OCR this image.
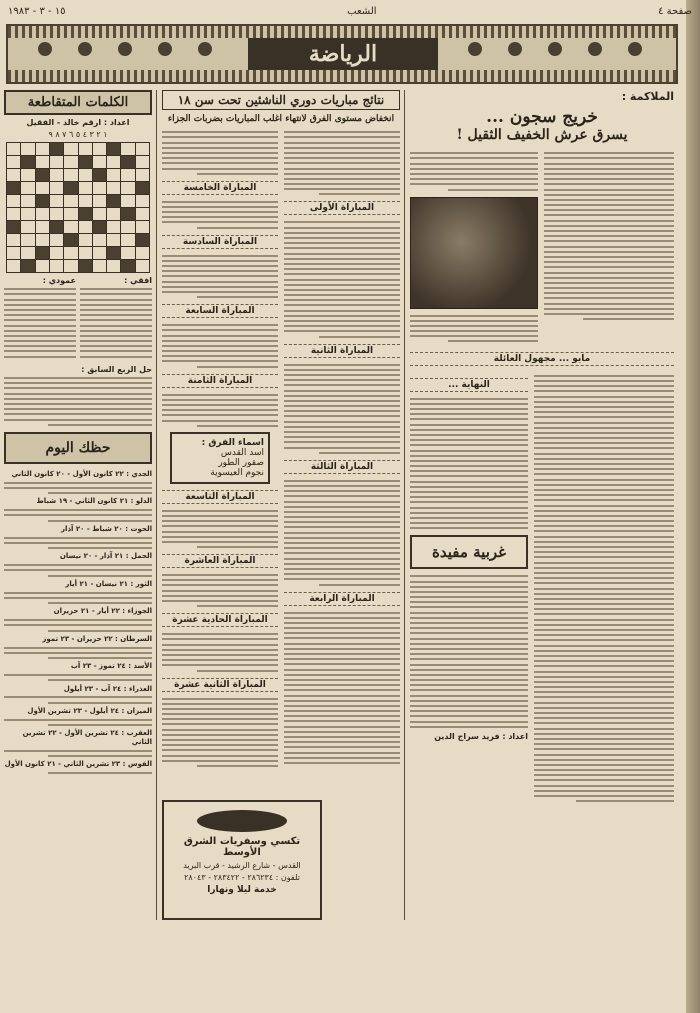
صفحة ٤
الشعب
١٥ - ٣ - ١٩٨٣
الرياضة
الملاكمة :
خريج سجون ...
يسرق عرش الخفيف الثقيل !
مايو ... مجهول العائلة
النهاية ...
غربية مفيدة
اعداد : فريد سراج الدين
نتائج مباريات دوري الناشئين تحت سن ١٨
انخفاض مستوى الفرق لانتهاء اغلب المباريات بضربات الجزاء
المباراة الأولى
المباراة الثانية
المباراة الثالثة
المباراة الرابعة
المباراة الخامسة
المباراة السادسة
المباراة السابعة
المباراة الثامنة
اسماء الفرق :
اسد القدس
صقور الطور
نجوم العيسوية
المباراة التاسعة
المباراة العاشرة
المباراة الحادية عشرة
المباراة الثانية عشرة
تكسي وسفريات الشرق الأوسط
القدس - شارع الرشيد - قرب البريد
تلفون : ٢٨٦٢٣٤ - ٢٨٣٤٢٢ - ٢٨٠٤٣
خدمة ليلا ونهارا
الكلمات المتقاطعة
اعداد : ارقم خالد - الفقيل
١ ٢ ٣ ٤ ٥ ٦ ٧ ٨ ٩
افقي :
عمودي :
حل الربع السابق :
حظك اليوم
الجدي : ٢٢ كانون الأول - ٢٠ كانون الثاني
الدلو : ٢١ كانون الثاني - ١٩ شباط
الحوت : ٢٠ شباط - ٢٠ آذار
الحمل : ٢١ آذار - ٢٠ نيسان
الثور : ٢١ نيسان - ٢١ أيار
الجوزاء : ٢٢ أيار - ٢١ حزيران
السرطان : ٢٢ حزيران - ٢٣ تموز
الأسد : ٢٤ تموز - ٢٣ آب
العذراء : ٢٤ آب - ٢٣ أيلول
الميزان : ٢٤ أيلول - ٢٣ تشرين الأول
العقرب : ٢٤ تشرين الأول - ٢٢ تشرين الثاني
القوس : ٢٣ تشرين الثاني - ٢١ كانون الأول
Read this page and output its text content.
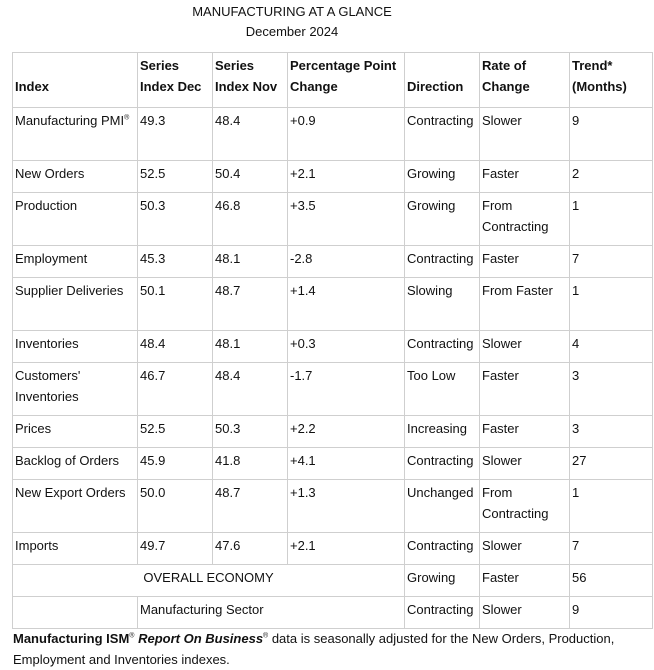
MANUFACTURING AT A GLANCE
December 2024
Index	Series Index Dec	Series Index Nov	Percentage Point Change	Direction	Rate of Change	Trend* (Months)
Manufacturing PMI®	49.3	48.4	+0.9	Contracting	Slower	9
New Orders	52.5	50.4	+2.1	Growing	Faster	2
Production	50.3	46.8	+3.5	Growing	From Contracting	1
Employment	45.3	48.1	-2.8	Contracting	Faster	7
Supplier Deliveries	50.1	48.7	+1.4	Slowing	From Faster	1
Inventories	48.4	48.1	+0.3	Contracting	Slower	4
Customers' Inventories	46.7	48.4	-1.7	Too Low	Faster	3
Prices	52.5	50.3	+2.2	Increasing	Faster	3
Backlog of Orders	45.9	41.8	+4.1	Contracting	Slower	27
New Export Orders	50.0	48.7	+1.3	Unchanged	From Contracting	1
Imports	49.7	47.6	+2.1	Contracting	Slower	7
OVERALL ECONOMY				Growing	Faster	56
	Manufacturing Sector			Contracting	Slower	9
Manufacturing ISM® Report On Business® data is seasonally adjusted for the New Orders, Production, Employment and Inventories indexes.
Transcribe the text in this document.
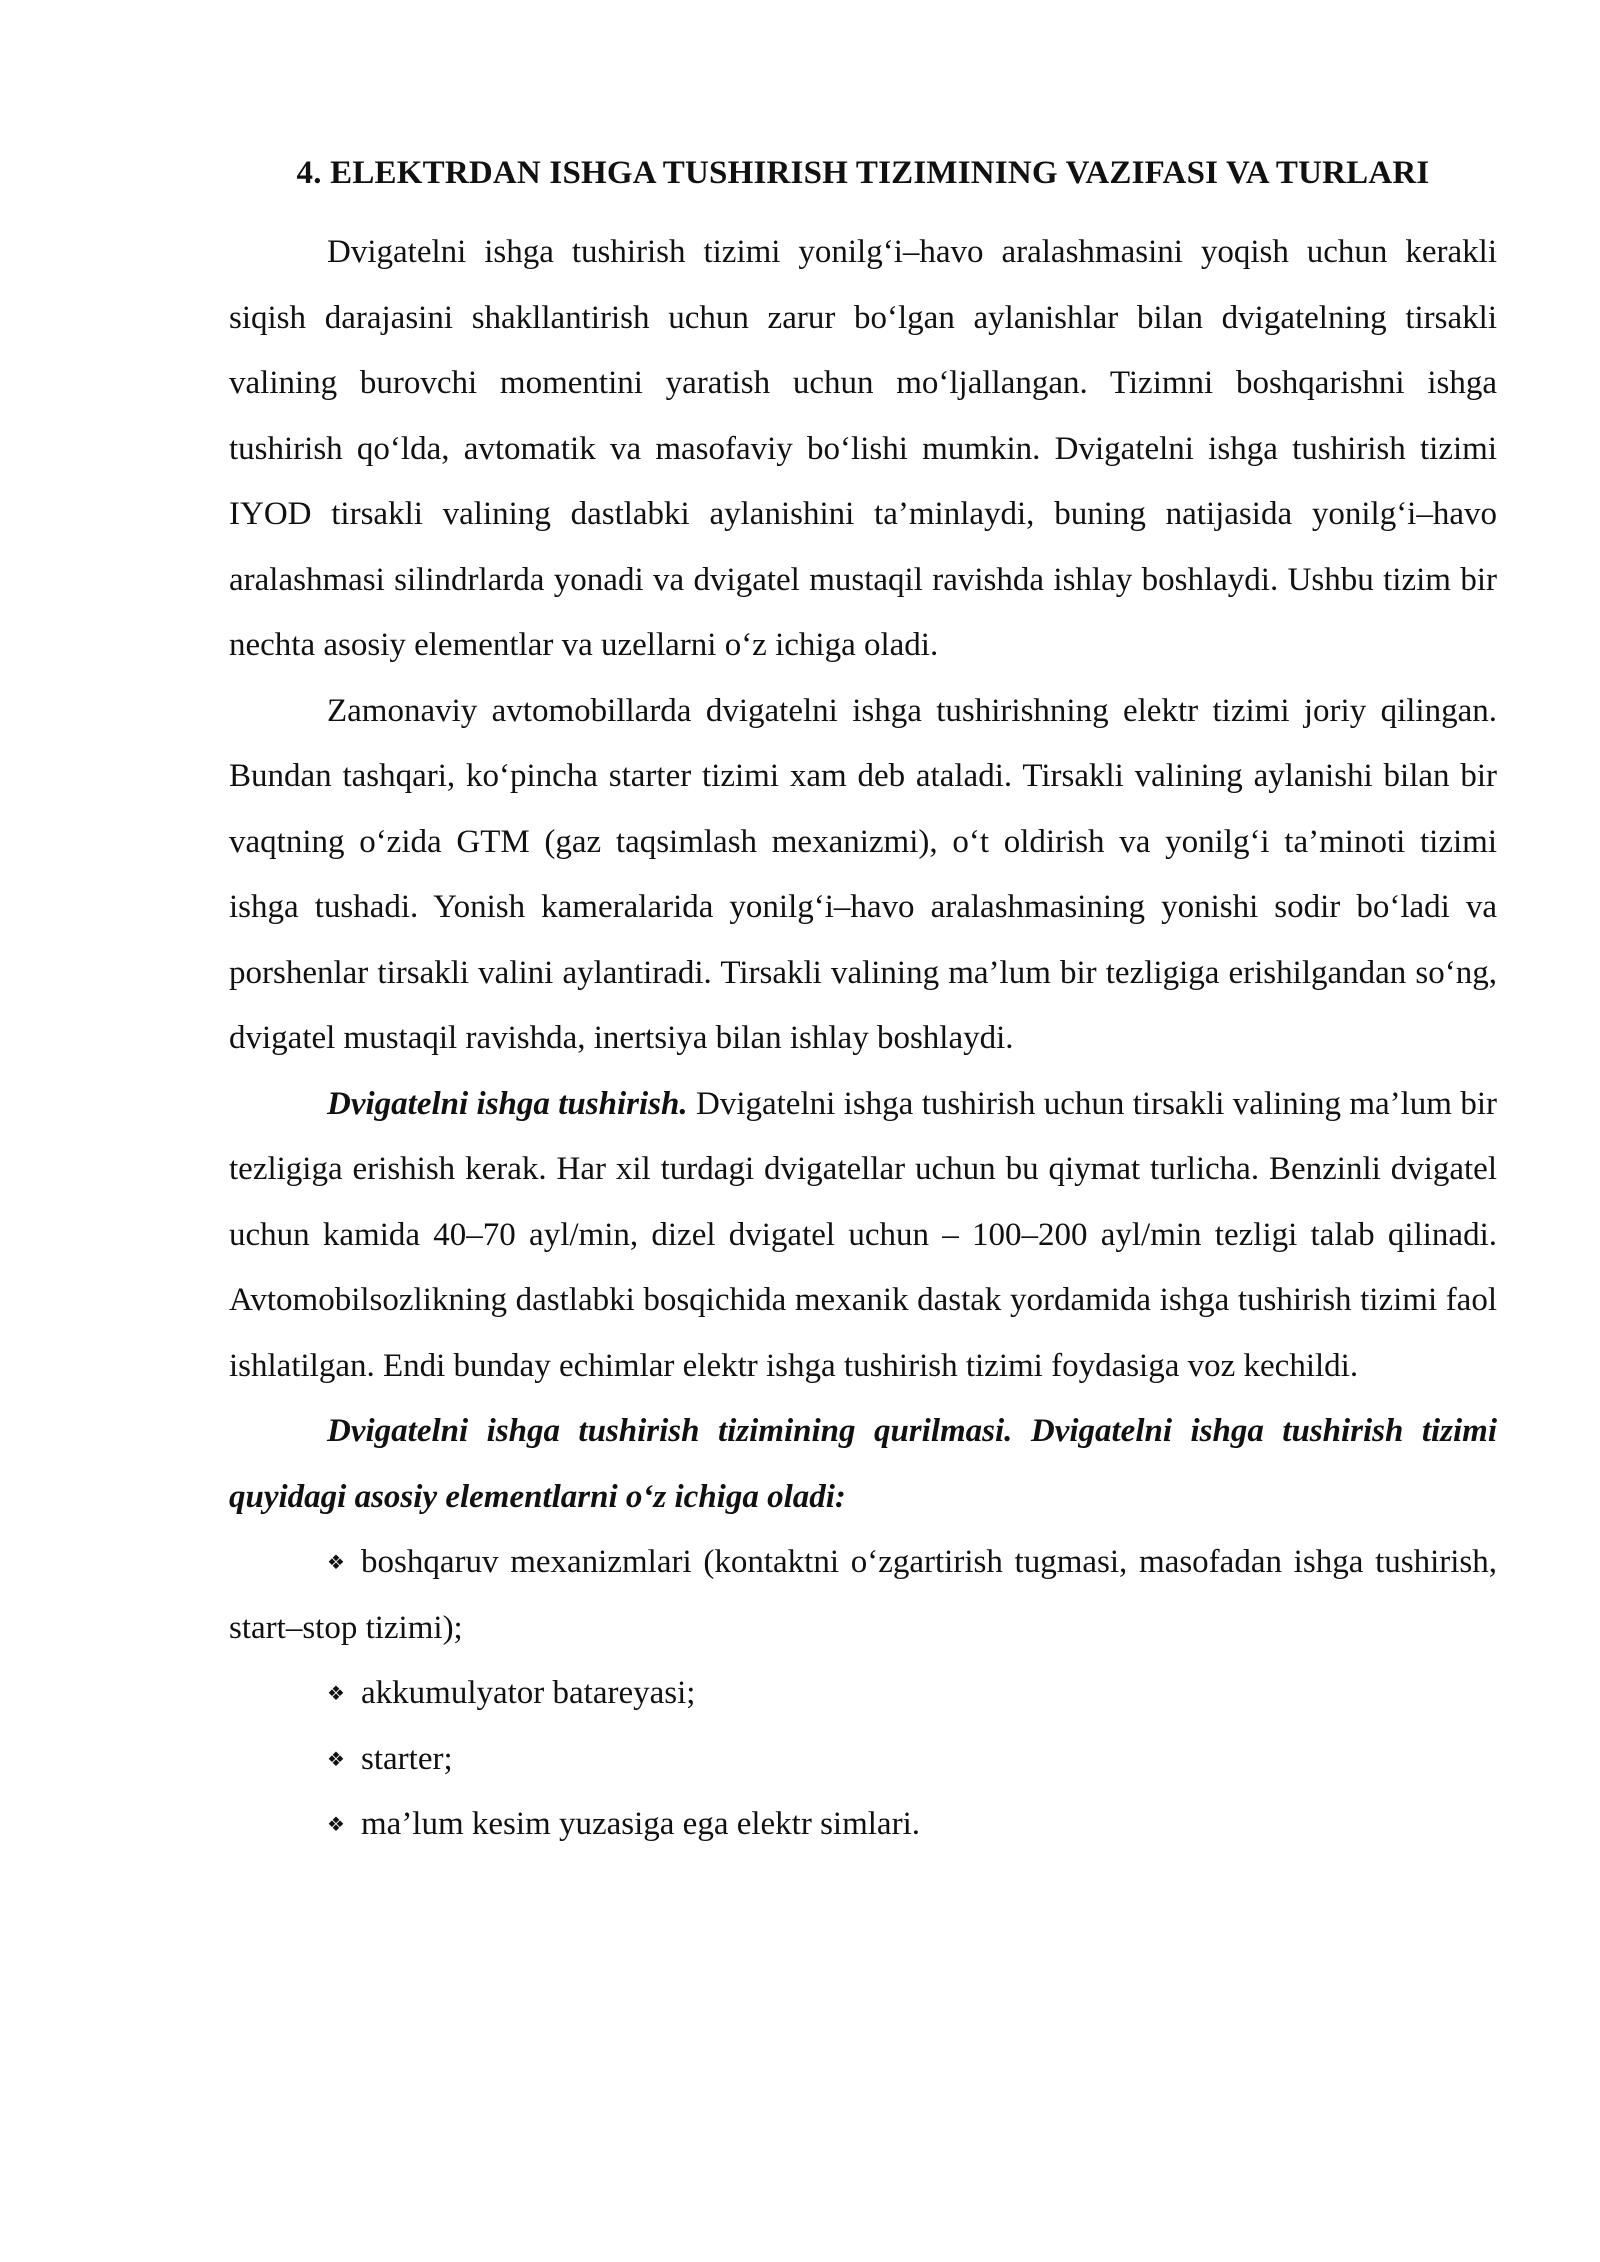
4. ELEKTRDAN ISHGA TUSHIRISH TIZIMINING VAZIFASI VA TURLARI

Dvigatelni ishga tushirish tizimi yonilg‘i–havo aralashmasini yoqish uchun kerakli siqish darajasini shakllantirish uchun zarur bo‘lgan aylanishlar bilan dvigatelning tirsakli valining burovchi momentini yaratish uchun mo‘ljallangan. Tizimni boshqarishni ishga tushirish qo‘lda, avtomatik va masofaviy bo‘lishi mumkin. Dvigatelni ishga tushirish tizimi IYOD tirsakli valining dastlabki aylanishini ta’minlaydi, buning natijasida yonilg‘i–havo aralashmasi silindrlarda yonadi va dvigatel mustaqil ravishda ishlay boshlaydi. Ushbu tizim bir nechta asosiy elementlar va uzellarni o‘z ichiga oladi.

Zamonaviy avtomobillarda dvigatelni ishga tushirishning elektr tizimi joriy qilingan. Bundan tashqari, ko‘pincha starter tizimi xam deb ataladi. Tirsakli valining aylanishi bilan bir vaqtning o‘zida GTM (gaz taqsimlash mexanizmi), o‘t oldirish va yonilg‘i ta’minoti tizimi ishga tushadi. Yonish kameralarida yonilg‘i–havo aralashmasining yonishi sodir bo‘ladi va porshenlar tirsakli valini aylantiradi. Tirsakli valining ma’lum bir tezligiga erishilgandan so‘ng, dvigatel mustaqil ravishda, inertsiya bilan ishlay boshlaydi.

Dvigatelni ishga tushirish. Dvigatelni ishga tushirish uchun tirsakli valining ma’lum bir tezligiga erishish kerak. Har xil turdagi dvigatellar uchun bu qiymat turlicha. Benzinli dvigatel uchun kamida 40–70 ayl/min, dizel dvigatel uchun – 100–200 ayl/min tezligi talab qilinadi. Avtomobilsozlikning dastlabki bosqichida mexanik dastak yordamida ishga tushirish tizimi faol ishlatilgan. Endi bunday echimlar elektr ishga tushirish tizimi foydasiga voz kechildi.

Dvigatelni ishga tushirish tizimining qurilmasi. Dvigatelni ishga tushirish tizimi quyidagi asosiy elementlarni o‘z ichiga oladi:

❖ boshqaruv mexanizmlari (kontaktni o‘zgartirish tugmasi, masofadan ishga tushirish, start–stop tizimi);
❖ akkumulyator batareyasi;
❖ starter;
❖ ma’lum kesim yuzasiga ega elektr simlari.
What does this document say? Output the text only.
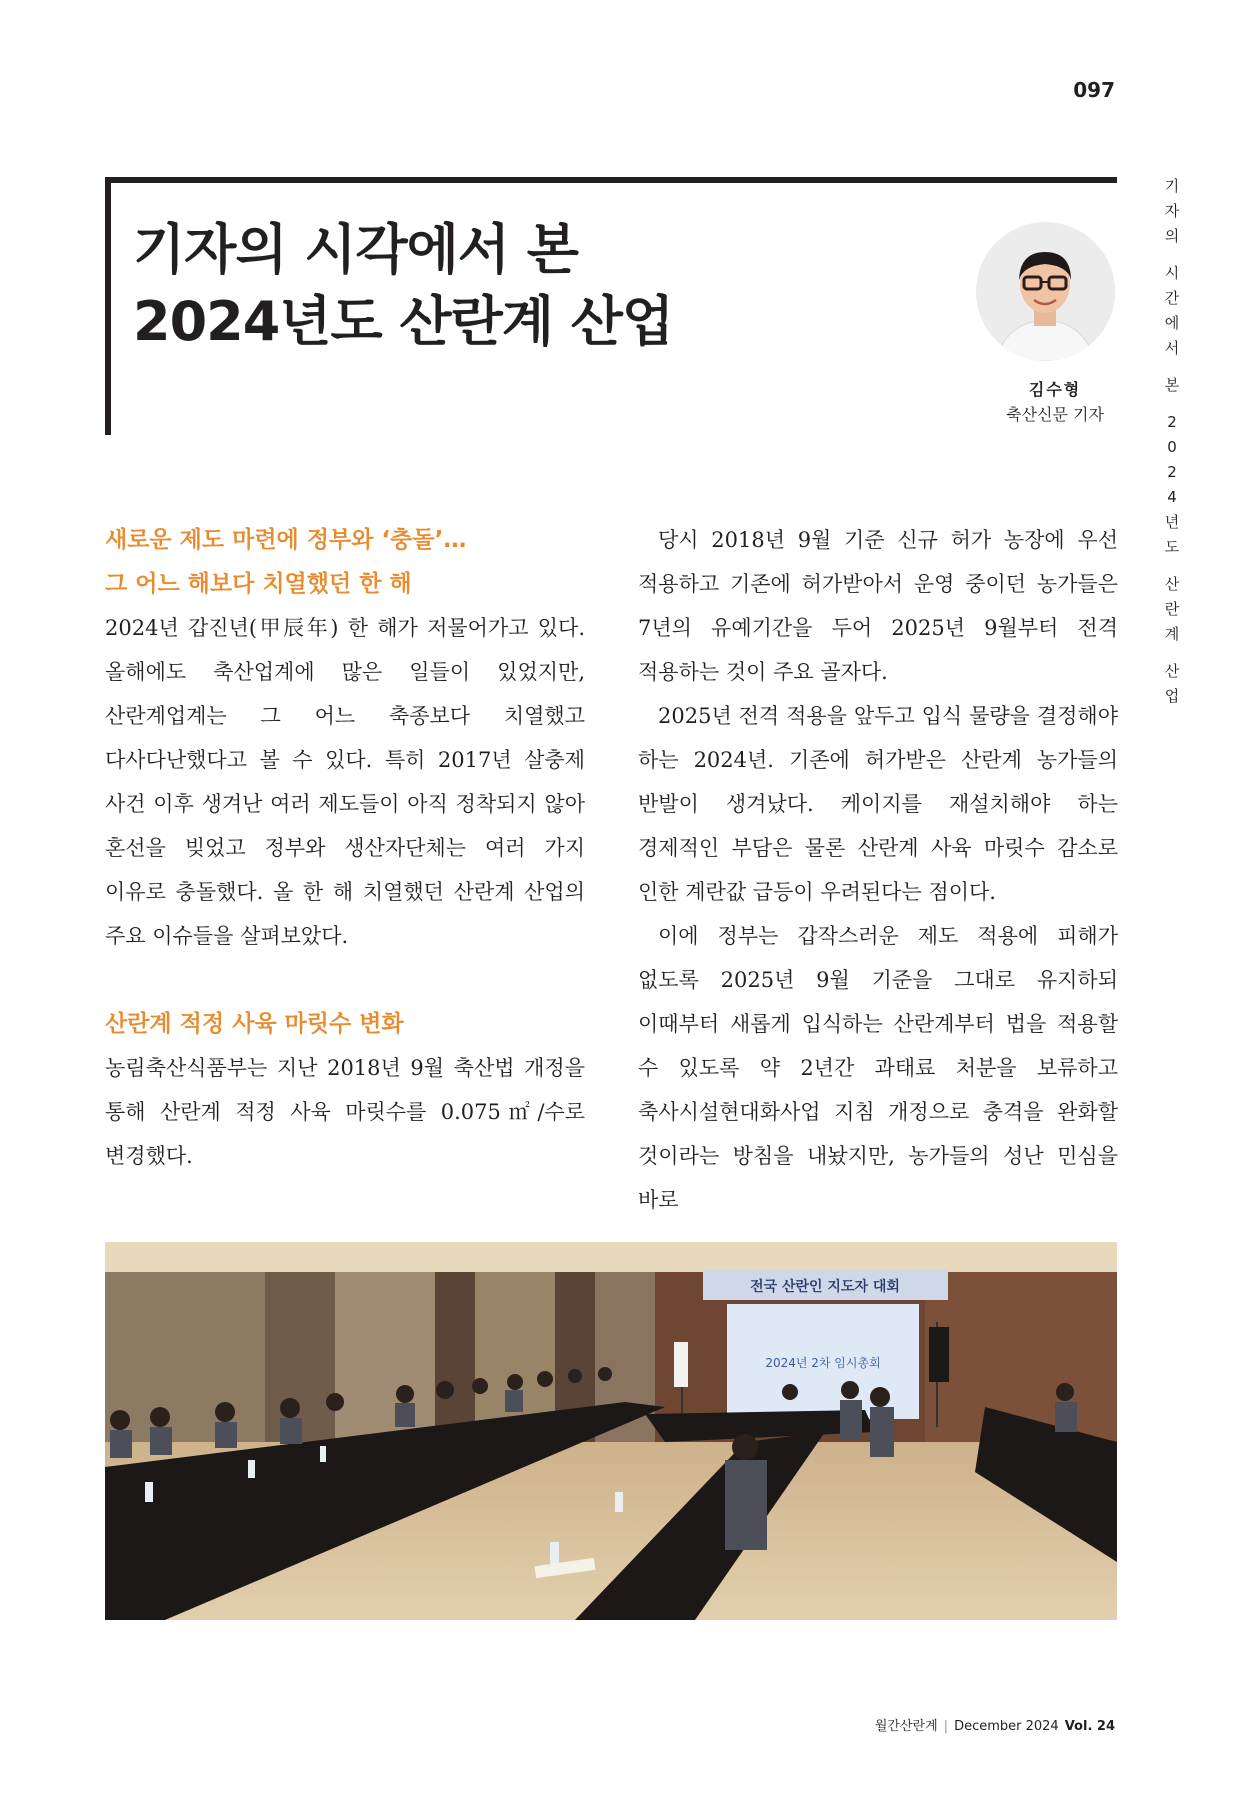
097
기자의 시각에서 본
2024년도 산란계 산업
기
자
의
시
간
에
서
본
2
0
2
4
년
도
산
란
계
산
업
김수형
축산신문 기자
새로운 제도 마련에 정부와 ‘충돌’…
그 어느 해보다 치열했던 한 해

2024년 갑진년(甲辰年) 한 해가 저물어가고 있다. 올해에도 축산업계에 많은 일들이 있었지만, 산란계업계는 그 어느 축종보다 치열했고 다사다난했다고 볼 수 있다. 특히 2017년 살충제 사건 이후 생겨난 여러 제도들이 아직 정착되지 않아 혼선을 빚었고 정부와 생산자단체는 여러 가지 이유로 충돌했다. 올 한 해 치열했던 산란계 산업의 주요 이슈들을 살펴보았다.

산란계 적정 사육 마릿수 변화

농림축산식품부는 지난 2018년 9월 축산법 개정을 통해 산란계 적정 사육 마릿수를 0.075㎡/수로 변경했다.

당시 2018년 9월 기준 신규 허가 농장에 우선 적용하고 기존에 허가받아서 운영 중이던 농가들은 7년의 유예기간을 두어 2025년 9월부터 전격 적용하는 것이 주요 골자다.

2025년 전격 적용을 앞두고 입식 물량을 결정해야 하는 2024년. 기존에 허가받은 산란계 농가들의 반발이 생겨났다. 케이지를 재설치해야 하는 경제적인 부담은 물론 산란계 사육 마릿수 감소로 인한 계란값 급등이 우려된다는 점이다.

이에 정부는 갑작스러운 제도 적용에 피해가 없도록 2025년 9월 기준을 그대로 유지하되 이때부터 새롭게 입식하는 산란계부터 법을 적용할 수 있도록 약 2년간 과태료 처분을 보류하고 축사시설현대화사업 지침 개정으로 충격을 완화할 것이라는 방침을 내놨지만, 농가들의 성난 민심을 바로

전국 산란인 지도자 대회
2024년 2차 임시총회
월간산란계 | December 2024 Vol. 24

◆ ◆ ◆ ◆ ◆

» WORK REQUIRED
Copy each line of the data that contains the word "تشرين".

» RESULT BELOW
الميزان : ٢٤ أيلول - ٢٣ تشرين الأول
العقرب : ٢٤ تشرين الأول - ٢٢ تشرين الثاني
القوس : ٢٣ تشرين الثاني - ٢١ كانون الأول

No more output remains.